#### Exercise
Only the pictures are to be left out; set down the rest of the records exactly.

#### Material
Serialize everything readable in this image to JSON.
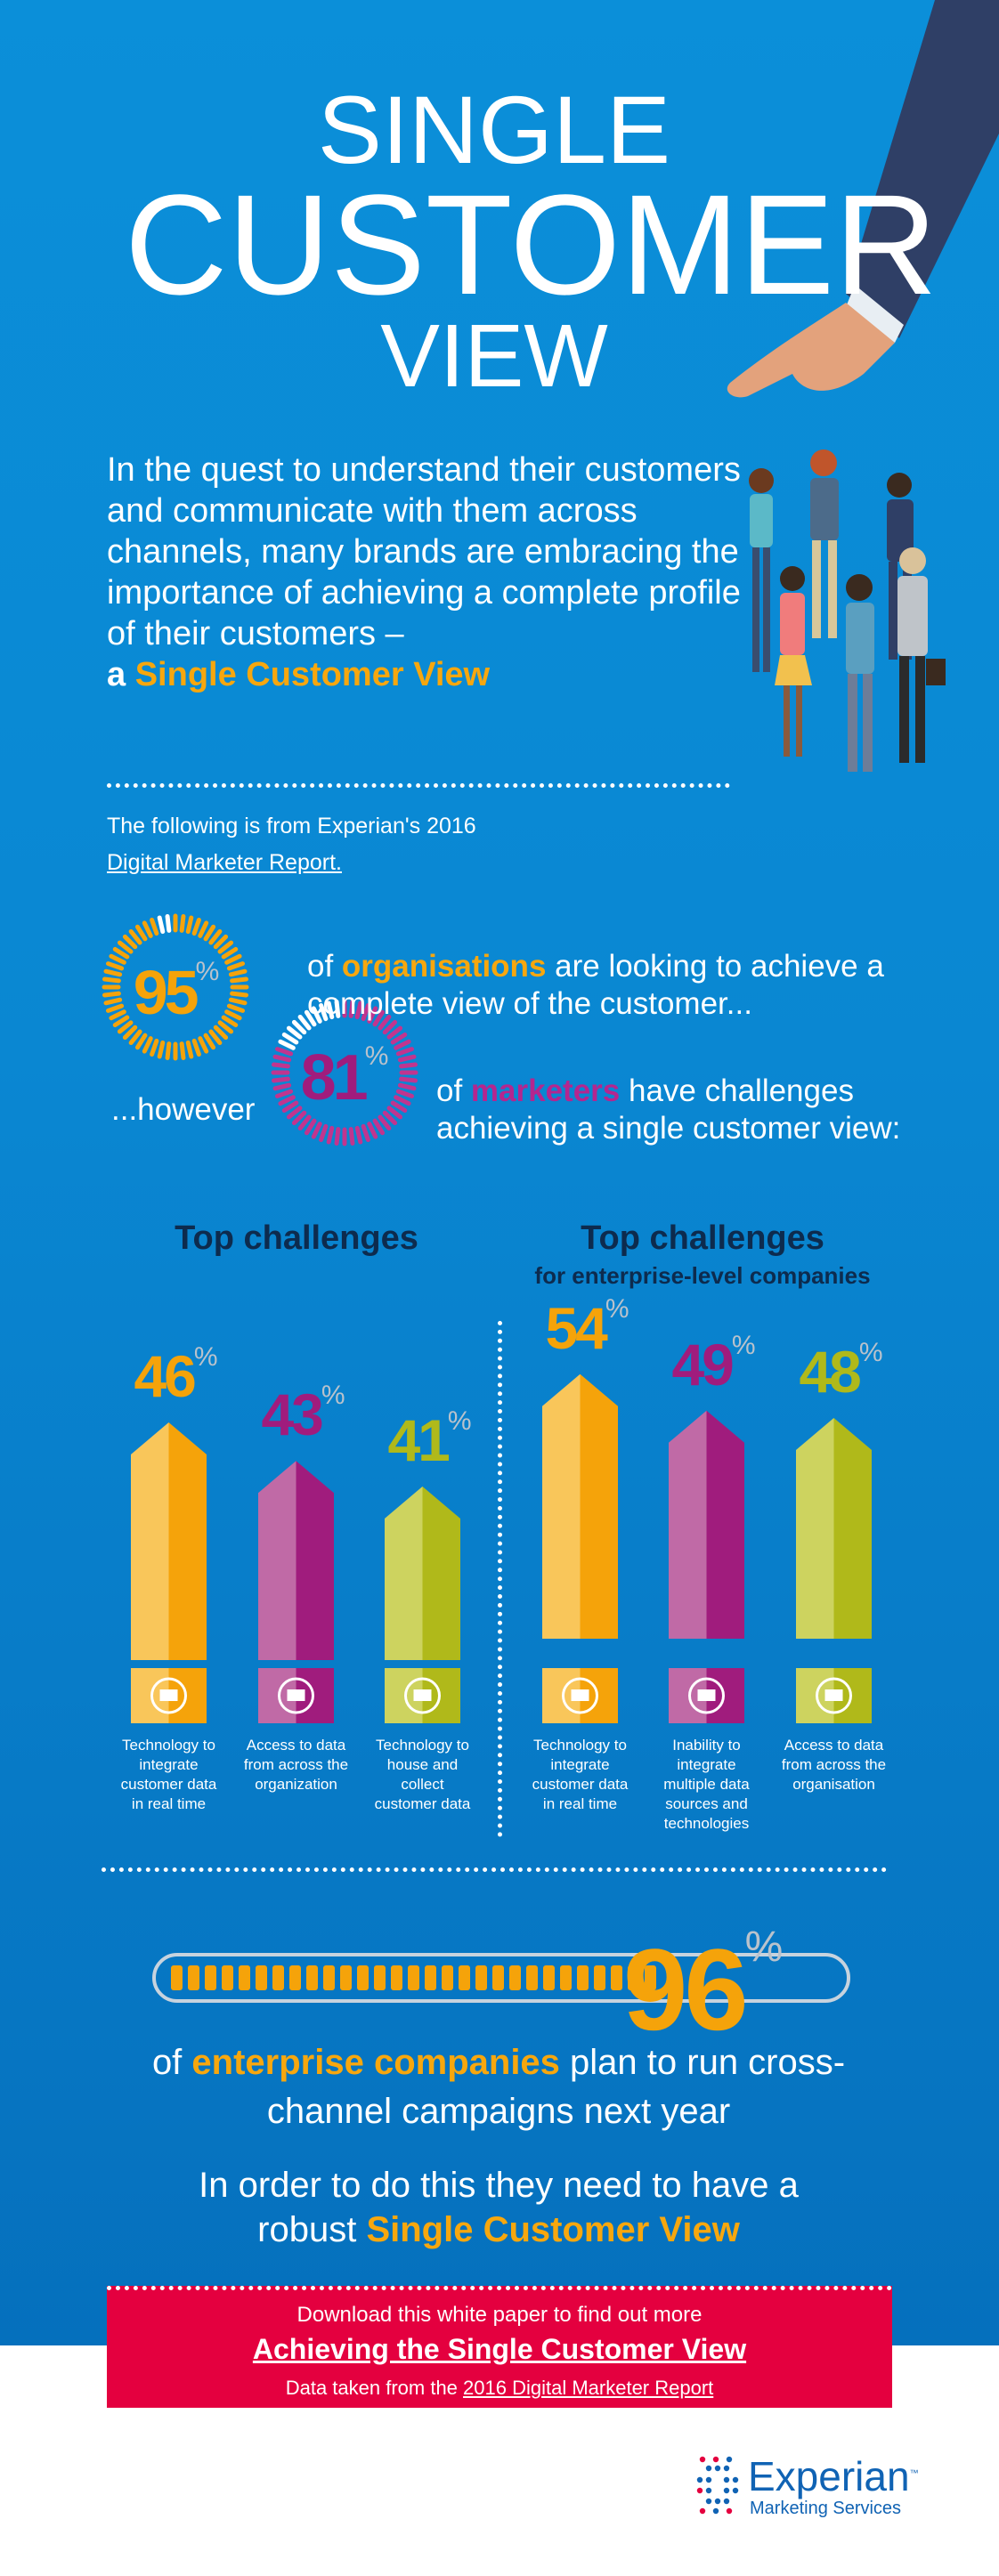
{
  "header": {
    "line1": "SINGLE",
    "line2": "CUSTOMER",
    "line3": "VIEW"
  },
  "intro": {
    "text": "In the quest to understand their customers and communicate with them across channels, many brands are embracing the importance of achieving a complete profile of their customers –",
    "prefix": "a ",
    "highlight": "Single Customer View"
  },
  "source": {
    "line1": "The following is from Experian's 2016",
    "link": "Digital Marketer Report."
  },
  "stat1": {
    "value": 95,
    "value_label": "95",
    "pct": "%",
    "pre": "of ",
    "highlight": "organisations",
    "post": " are looking to achieve a complete view of the customer..."
  },
  "stat2": {
    "lead": "...however",
    "value": 81,
    "value_label": "81",
    "pct": "%",
    "pre": "of ",
    "highlight": "marketers",
    "post": " have challenges achieving a single customer view:"
  },
  "colors": {
    "orange": "#f5a30a",
    "purple": "#a01c7d",
    "green": "#b0b91a",
    "red": "#e4003f",
    "navy": "#0d2b4e"
  },
  "chart_data": [
    {
      "type": "bar",
      "title": "Top challenges",
      "categories": [
        "Technology to integrate customer data in real time",
        "Access to data from across the organization",
        "Technology to house and collect customer data"
      ],
      "values": [
        46,
        43,
        41
      ],
      "unit": "%",
      "icons": [
        "users-plus-icon",
        "monitor-chart-icon",
        "monitor-bar-chart-icon"
      ],
      "colors": [
        "orange",
        "purple",
        "green"
      ]
    },
    {
      "type": "bar",
      "title": "Top challenges",
      "subtitle": "for enterprise-level companies",
      "categories": [
        "Technology to integrate customer data in real time",
        "Inability to integrate multiple data sources and technologies",
        "Access to data from across the organisation"
      ],
      "values": [
        54,
        49,
        48
      ],
      "unit": "%",
      "icons": [
        "users-plus-icon",
        "network-users-icon",
        "monitor-chart-icon"
      ],
      "colors": [
        "orange",
        "purple",
        "green"
      ]
    }
  ],
  "stat3": {
    "value": 96,
    "value_label": "96",
    "pct": "%",
    "pre": "of ",
    "highlight": "enterprise companies",
    "post": " plan to run cross-channel campaigns next year"
  },
  "stat4": {
    "text": "In order to do this they need to have a robust ",
    "highlight": "Single Customer View"
  },
  "cta": {
    "line1": "Download this white paper to find out more",
    "link": "Achieving the Single Customer View",
    "line3_pre": "Data taken from the ",
    "line3_link": "2016 Digital Marketer Report"
  },
  "logo": {
    "name": "Experian",
    "tm": "™",
    "sub": "Marketing Services"
  }
}
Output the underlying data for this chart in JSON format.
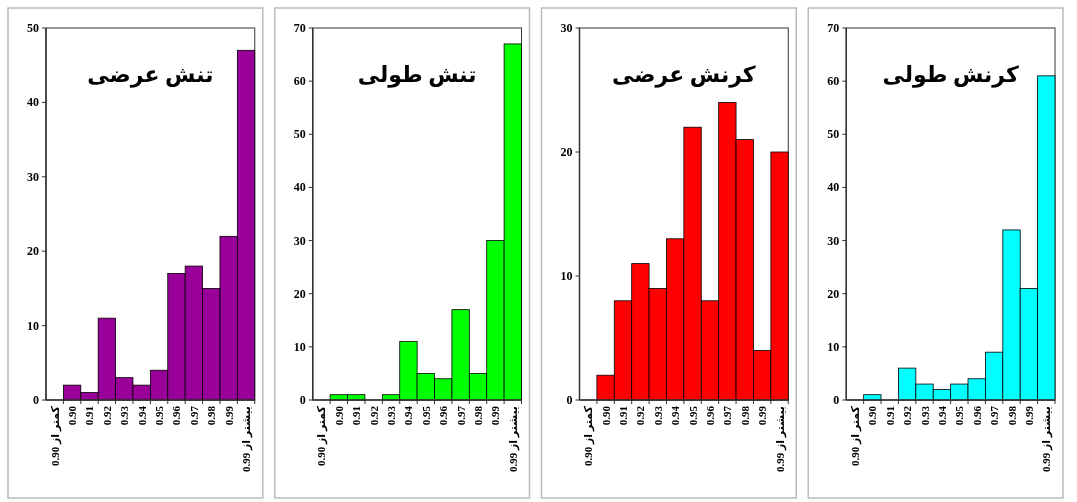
{
  "chart_data": [
    {
      "type": "bar",
      "title": "تنش عرضی",
      "categories": [
        "کمتر از 0.90",
        "0.90",
        "0.91",
        "0.92",
        "0.93",
        "0.94",
        "0.95",
        "0.96",
        "0.97",
        "0.98",
        "0.99",
        "بیشتر از 0.99"
      ],
      "values": [
        0,
        2,
        1,
        11,
        3,
        2,
        4,
        17,
        18,
        15,
        22,
        47
      ],
      "color": "#990099",
      "ylim": [
        0,
        50
      ],
      "yticks": [
        0,
        10,
        20,
        30,
        40,
        50
      ]
    },
    {
      "type": "bar",
      "title": "تنش طولی",
      "categories": [
        "کمتر از 0.90",
        "0.90",
        "0.91",
        "0.92",
        "0.93",
        "0.94",
        "0.95",
        "0.96",
        "0.97",
        "0.98",
        "0.99",
        "بیشتر از 0.99"
      ],
      "values": [
        0,
        1,
        1,
        0,
        1,
        11,
        5,
        4,
        17,
        5,
        30,
        67
      ],
      "color": "#00ff00",
      "ylim": [
        0,
        70
      ],
      "yticks": [
        0,
        10,
        20,
        30,
        40,
        50,
        60,
        70
      ]
    },
    {
      "type": "bar",
      "title": "کرنش عرضی",
      "categories": [
        "کمتر از 0.90",
        "0.90",
        "0.91",
        "0.92",
        "0.93",
        "0.94",
        "0.95",
        "0.96",
        "0.97",
        "0.98",
        "0.99",
        "بیشتر از 0.99"
      ],
      "values": [
        0,
        2,
        8,
        11,
        9,
        13,
        22,
        8,
        24,
        21,
        4,
        20
      ],
      "color": "#ff0000",
      "ylim": [
        0,
        30
      ],
      "yticks": [
        0,
        10,
        20,
        30
      ]
    },
    {
      "type": "bar",
      "title": "کرنش طولی",
      "categories": [
        "کمتر از 0.90",
        "0.90",
        "0.91",
        "0.92",
        "0.93",
        "0.94",
        "0.95",
        "0.96",
        "0.97",
        "0.98",
        "0.99",
        "بیشتر از 0.99"
      ],
      "values": [
        0,
        1,
        0,
        6,
        3,
        2,
        3,
        4,
        9,
        32,
        21,
        61
      ],
      "color": "#00ffff",
      "ylim": [
        0,
        70
      ],
      "yticks": [
        0,
        10,
        20,
        30,
        40,
        50,
        60,
        70
      ]
    }
  ]
}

#### Written answer
Serialize everything readable in this image to JSON.
{
  "header": {
    "line1": "SINGLE",
    "line2": "CUSTOMER",
    "line3": "VIEW"
  },
  "intro": {
    "text": "In the quest to understand their customers and communicate with them across channels, many brands are embracing the importance of achieving a complete profile of their customers –",
    "prefix": "a ",
    "highlight": "Single Customer View"
  },
  "source": {
    "line1": "The following is from Experian's 2016",
    "link": "Digital Marketer Report."
  },
  "stat1": {
    "value": 95,
    "value_label": "95",
    "pct": "%",
    "pre": "of ",
    "highlight": "organisations",
    "post": " are looking to achieve a complete view of the customer..."
  },
  "stat2": {
    "lead": "...however",
    "value": 81,
    "value_label": "81",
    "pct": "%",
    "pre": "of ",
    "highlight": "marketers",
    "post": " have challenges achieving a single customer view:"
  },
  "colors": {
    "orange": "#f5a30a",
    "purple": "#a01c7d",
    "green": "#b0b91a",
    "red": "#e4003f",
    "navy": "#0d2b4e"
  },
  "chart_data": [
    {
      "type": "bar",
      "title": "Top challenges",
      "categories": [
        "Technology to integrate customer data in real time",
        "Access to data from across the organization",
        "Technology to house and collect customer data"
      ],
      "values": [
        46,
        43,
        41
      ],
      "unit": "%",
      "icons": [
        "users-plus-icon",
        "monitor-chart-icon",
        "monitor-bar-chart-icon"
      ],
      "colors": [
        "orange",
        "purple",
        "green"
      ]
    },
    {
      "type": "bar",
      "title": "Top challenges",
      "subtitle": "for enterprise-level companies",
      "categories": [
        "Technology to integrate customer data in real time",
        "Inability to integrate multiple data sources and technologies",
        "Access to data from across the organisation"
      ],
      "values": [
        54,
        49,
        48
      ],
      "unit": "%",
      "icons": [
        "users-plus-icon",
        "network-users-icon",
        "monitor-chart-icon"
      ],
      "colors": [
        "orange",
        "purple",
        "green"
      ]
    }
  ],
  "stat3": {
    "value": 96,
    "value_label": "96",
    "pct": "%",
    "pre": "of ",
    "highlight": "enterprise companies",
    "post": " plan to run cross-channel campaigns next year"
  },
  "stat4": {
    "text": "In order to do this they need to have a robust ",
    "highlight": "Single Customer View"
  },
  "cta": {
    "line1": "Download this white paper to find out more",
    "link": "Achieving the Single Customer View",
    "line3_pre": "Data taken from the ",
    "line3_link": "2016 Digital Marketer Report"
  },
  "logo": {
    "name": "Experian",
    "tm": "™",
    "sub": "Marketing Services"
  }
}
Output the underlying data for this chart in JSON format.
{
  "chart_data": [
    {
      "type": "bar",
      "title": "تنش عرضی",
      "categories": [
        "کمتر از 0.90",
        "0.90",
        "0.91",
        "0.92",
        "0.93",
        "0.94",
        "0.95",
        "0.96",
        "0.97",
        "0.98",
        "0.99",
        "بیشتر از 0.99"
      ],
      "values": [
        0,
        2,
        1,
        11,
        3,
        2,
        4,
        17,
        18,
        15,
        22,
        47
      ],
      "color": "#990099",
      "ylim": [
        0,
        50
      ],
      "yticks": [
        0,
        10,
        20,
        30,
        40,
        50
      ]
    },
    {
      "type": "bar",
      "title": "تنش طولی",
      "categories": [
        "کمتر از 0.90",
        "0.90",
        "0.91",
        "0.92",
        "0.93",
        "0.94",
        "0.95",
        "0.96",
        "0.97",
        "0.98",
        "0.99",
        "بیشتر از 0.99"
      ],
      "values": [
        0,
        1,
        1,
        0,
        1,
        11,
        5,
        4,
        17,
        5,
        30,
        67
      ],
      "color": "#00ff00",
      "ylim": [
        0,
        70
      ],
      "yticks": [
        0,
        10,
        20,
        30,
        40,
        50,
        60,
        70
      ]
    },
    {
      "type": "bar",
      "title": "کرنش عرضی",
      "categories": [
        "کمتر از 0.90",
        "0.90",
        "0.91",
        "0.92",
        "0.93",
        "0.94",
        "0.95",
        "0.96",
        "0.97",
        "0.98",
        "0.99",
        "بیشتر از 0.99"
      ],
      "values": [
        0,
        2,
        8,
        11,
        9,
        13,
        22,
        8,
        24,
        21,
        4,
        20
      ],
      "color": "#ff0000",
      "ylim": [
        0,
        30
      ],
      "yticks": [
        0,
        10,
        20,
        30
      ]
    },
    {
      "type": "bar",
      "title": "کرنش طولی",
      "categories": [
        "کمتر از 0.90",
        "0.90",
        "0.91",
        "0.92",
        "0.93",
        "0.94",
        "0.95",
        "0.96",
        "0.97",
        "0.98",
        "0.99",
        "بیشتر از 0.99"
      ],
      "values": [
        0,
        1,
        0,
        6,
        3,
        2,
        3,
        4,
        9,
        32,
        21,
        61
      ],
      "color": "#00ffff",
      "ylim": [
        0,
        70
      ],
      "yticks": [
        0,
        10,
        20,
        30,
        40,
        50,
        60,
        70
      ]
    }
  ]
}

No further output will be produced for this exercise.